Work required.
Copy out each line that has "Daftar" in it.

(Stored data entries)

····················

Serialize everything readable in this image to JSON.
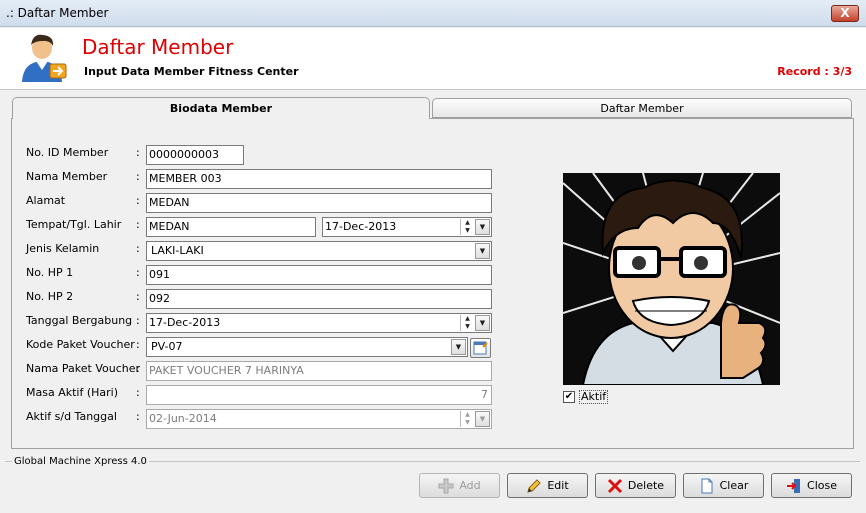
{
  "window": {
    "title": ".: Daftar Member",
    "close_glyph": "X"
  },
  "header": {
    "title": "Daftar Member",
    "subtitle": "Input Data Member Fitness Center",
    "record": "Record : 3/3",
    "icon": "member-icon"
  },
  "tabs": [
    {
      "label": "Biodata Member",
      "active": true
    },
    {
      "label": "Daftar Member",
      "active": false
    }
  ],
  "form": {
    "colon": ":",
    "id_member": {
      "label": "No. ID Member",
      "value": "0000000003"
    },
    "nama_member": {
      "label": "Nama Member",
      "value": "MEMBER 003"
    },
    "alamat": {
      "label": "Alamat",
      "value": "MEDAN"
    },
    "tempat_tgl_lahir": {
      "label": "Tempat/Tgl. Lahir",
      "tempat": "MEDAN",
      "tanggal": "17-Dec-2013"
    },
    "jenis_kelamin": {
      "label": "Jenis Kelamin",
      "value": "LAKI-LAKI"
    },
    "hp1": {
      "label": "No. HP 1",
      "value": "091"
    },
    "hp2": {
      "label": "No. HP 2",
      "value": "092"
    },
    "tanggal_bergabung": {
      "label": "Tanggal Bergabung",
      "value": "17-Dec-2013"
    },
    "kode_paket": {
      "label": "Kode Paket Voucher",
      "value": "PV-07"
    },
    "nama_paket": {
      "label": "Nama Paket Voucher",
      "value": "PAKET VOUCHER 7 HARINYA"
    },
    "masa_aktif": {
      "label": "Masa Aktif (Hari)",
      "value": "7"
    },
    "aktif_sd": {
      "label": "Aktif s/d Tanggal",
      "value": "02-Jun-2014"
    },
    "aktif": {
      "label": "Aktif",
      "checked": true,
      "check_glyph": "✔"
    }
  },
  "footer": {
    "group_label": "Global Machine Xpress 4.0"
  },
  "buttons": {
    "add": "Add",
    "edit": "Edit",
    "delete": "Delete",
    "clear": "Clear",
    "close": "Close"
  },
  "colors": {
    "title_red": "#e00000",
    "panel_bg": "#f0f0f0"
  }
}
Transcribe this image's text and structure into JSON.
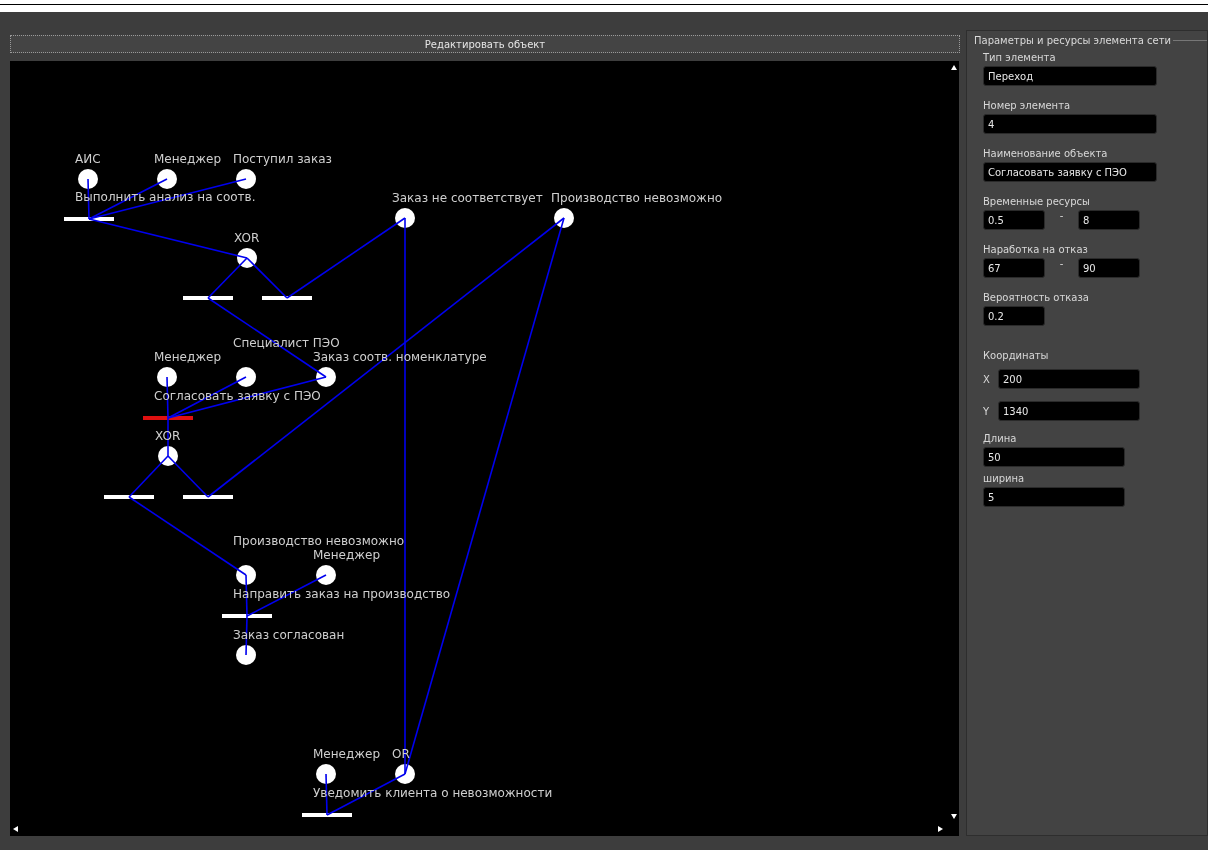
{
  "editor": {
    "edit_button": "Редактировать объект"
  },
  "net": {
    "places": [
      {
        "label": "АИС"
      },
      {
        "label": "Менеджер"
      },
      {
        "label": "Поступил заказ"
      },
      {
        "label": "Заказ не соответствует"
      },
      {
        "label": "Производство невозможно"
      },
      {
        "label": "XOR"
      },
      {
        "label": "Менеджер"
      },
      {
        "label": "Специалист ПЭО"
      },
      {
        "label": "Заказ соотв. номенклатуре"
      },
      {
        "label": "XOR"
      },
      {
        "label": "Производство невозможно"
      },
      {
        "label": "Менеджер"
      },
      {
        "label": "Заказ согласован"
      },
      {
        "label": "Менеджер"
      },
      {
        "label": "OR"
      }
    ],
    "transitions": [
      {
        "label": "Выполнить анализ на соотв.",
        "selected": false
      },
      {
        "selected": false
      },
      {
        "selected": false
      },
      {
        "label": "Согласовать заявку с ПЭО",
        "selected": true
      },
      {
        "selected": false
      },
      {
        "selected": false
      },
      {
        "label": "Направить заказ на производство",
        "selected": false
      },
      {
        "label": "Уведомить клиента о невозможности",
        "selected": false
      }
    ]
  },
  "panel": {
    "title": "Параметры и ресурсы элемента сети",
    "fields": [
      {
        "kind": "single",
        "label": "Тип элемента",
        "value": "Переход"
      },
      {
        "kind": "single",
        "label": "Номер элемента",
        "value": "4"
      },
      {
        "kind": "single",
        "label": "Наименование объекта",
        "value": "Согласовать заявку с ПЭО"
      },
      {
        "kind": "range",
        "label": "Временные ресурсы",
        "from": "0.5",
        "separator": "-",
        "to": "8"
      },
      {
        "kind": "range",
        "label": "Наработка на отказ",
        "from": "67",
        "separator": "-",
        "to": "90"
      },
      {
        "kind": "short",
        "label": "Вероятность отказа",
        "value": "0.2"
      },
      {
        "kind": "heading",
        "label": "Координаты"
      },
      {
        "kind": "axis",
        "label": "X",
        "value": "200"
      },
      {
        "kind": "axis",
        "label": "Y",
        "value": "1340"
      },
      {
        "kind": "medium",
        "label": "Длина",
        "value": "50"
      },
      {
        "kind": "medium",
        "label": "ширина",
        "value": "5"
      }
    ]
  }
}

····················

Task solution.
    "title": ".: Daftar Member",
    "title": "Daftar Member",
      "label": "Daftar Member",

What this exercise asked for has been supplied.